* **TASK DIRECTIONS**: The answer must consist of every record, printed exactly as it stands.

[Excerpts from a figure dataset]
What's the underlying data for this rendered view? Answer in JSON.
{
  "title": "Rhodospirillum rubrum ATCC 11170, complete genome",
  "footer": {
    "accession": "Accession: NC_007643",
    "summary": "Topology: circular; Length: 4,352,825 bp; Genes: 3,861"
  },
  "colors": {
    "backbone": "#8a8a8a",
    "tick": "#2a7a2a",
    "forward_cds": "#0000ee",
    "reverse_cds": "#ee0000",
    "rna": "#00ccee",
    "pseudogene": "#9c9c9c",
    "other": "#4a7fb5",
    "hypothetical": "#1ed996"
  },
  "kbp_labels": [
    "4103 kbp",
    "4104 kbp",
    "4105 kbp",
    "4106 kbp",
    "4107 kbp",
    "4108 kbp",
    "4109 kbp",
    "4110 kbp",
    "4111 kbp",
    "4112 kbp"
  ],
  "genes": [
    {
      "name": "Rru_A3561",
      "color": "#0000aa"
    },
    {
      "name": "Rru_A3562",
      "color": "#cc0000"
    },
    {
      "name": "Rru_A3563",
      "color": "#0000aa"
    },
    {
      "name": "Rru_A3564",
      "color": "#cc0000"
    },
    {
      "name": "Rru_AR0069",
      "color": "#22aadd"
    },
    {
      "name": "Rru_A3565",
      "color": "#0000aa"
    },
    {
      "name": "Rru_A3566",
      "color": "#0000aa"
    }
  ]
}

* **TASK RESULT**:
What's the underlying data for this rendered view? Answer in JSON.
{
  "title": "Rhodospirillum rubrum ATCC 11170, complete genome",
  "footer": {
    "accession": "Accession: NC_007643",
    "summary": "Topology: circular; Length: 4,352,825 bp; Genes: 3,861"
  },
  "colors": {
    "backbone": "#8a8a8a",
    "tick": "#2a7a2a",
    "forward_cds": "#0000ee",
    "reverse_cds": "#ee0000",
    "rna": "#00ccee",
    "pseudogene": "#9c9c9c",
    "other": "#4a7fb5",
    "hypothetical": "#1ed996"
  },
  "kbp_labels": [
    "4103 kbp",
    "4104 kbp",
    "4105 kbp",
    "4106 kbp",
    "4107 kbp",
    "4108 kbp",
    "4109 kbp",
    "4110 kbp",
    "4111 kbp",
    "4112 kbp"
  ],
  "genes": [
    {
      "name": "Rru_A3561",
      "color": "#0000aa"
    },
    {
      "name": "Rru_A3562",
      "color": "#cc0000"
    },
    {
      "name": "Rru_A3563",
      "color": "#0000aa"
    },
    {
      "name": "Rru_A3564",
      "color": "#cc0000"
    },
    {
      "name": "Rru_AR0069",
      "color": "#22aadd"
    },
    {
      "name": "Rru_A3565",
      "color": "#0000aa"
    },
    {
      "name": "Rru_A3566",
      "color": "#0000aa"
    }
  ]
}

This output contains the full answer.